_WHAT YOU WILL DO_.
**1.** Quote the thread on normalizing training data word for word, starting with "3 stars 4 forks" and going on through "the accuracy score.".
**2.** Pick up the thread on normalizing training data after its last sentence and extend it.

Normalize training data

elimu-ai / ml-storybook-reading-level

🤖📚 Machine learning model which predicts the reading level of a storybook.

MIT License

3 stars 4 forks source link

Normalize training data #28

Open nya-elimu opened 2 months ago

nya-elimu commented 2 months ago

https://scikit-learn.org/stable/modules/generated/sklearn.preprocessing.normalize.html

Why? Why normalize the training data? To check if that would improve the accuracy score.

howdyDp commented 1 month ago

I was trying to normalize the data, i wanted to know what kind of normalization are you looking for ? min max normalization or z-scaled normalization and this is my first open source contribution so if you have any advice do let me know

jo-elimu commented 1 month ago

@howdyDp We are looking for whichever normalization technique would result in an improved accuracy score.

[!TIP] Try running python run_all_steps.py for each kind of normalization you want to try, and see if that results in improvements in step3_2_accuracy_score.txt and step3_2_mean_absolute_error.txt

And if it turns out that normalization does not improve the accuracy, then we wouldn't use normalization at all.

_RAW DATA_.
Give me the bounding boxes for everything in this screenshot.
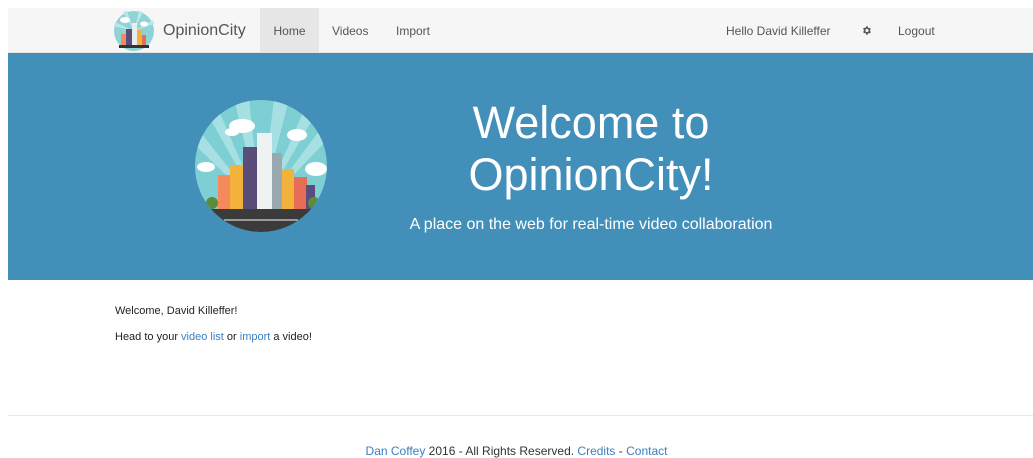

_TASK ANSWERS_.
**1.**
3 stars 4 forks source link

Normalize training data #28

Open nya-elimu opened 2 months ago

nya-elimu commented 2 months ago

https://scikit-learn.org/stable/modules/generated/sklearn.preprocessing.normalize.html

Why? Why normalize the training data? To check if that would improve the accuracy score.

**2.**
eve-b612 commented 1 month ago

Hi! I see the issue is still open, so I thought I would give this a try. This is my first contribution, I've normalised the data 3 ways and wanted to share the results. My work is in a jupyter notebook, I've forked the repo and created a new branch named 'normalisation-experiment'. I wanted to know which folder to upload this in the repo branch?

jo-elimu commented 1 month ago

@eve-b612 Feel free to open a pull request 🙂

You can add your code changes related to data processing to the step1_prepare folder.

eve-b612 commented 1 month ago

Sent the pull request for review! :)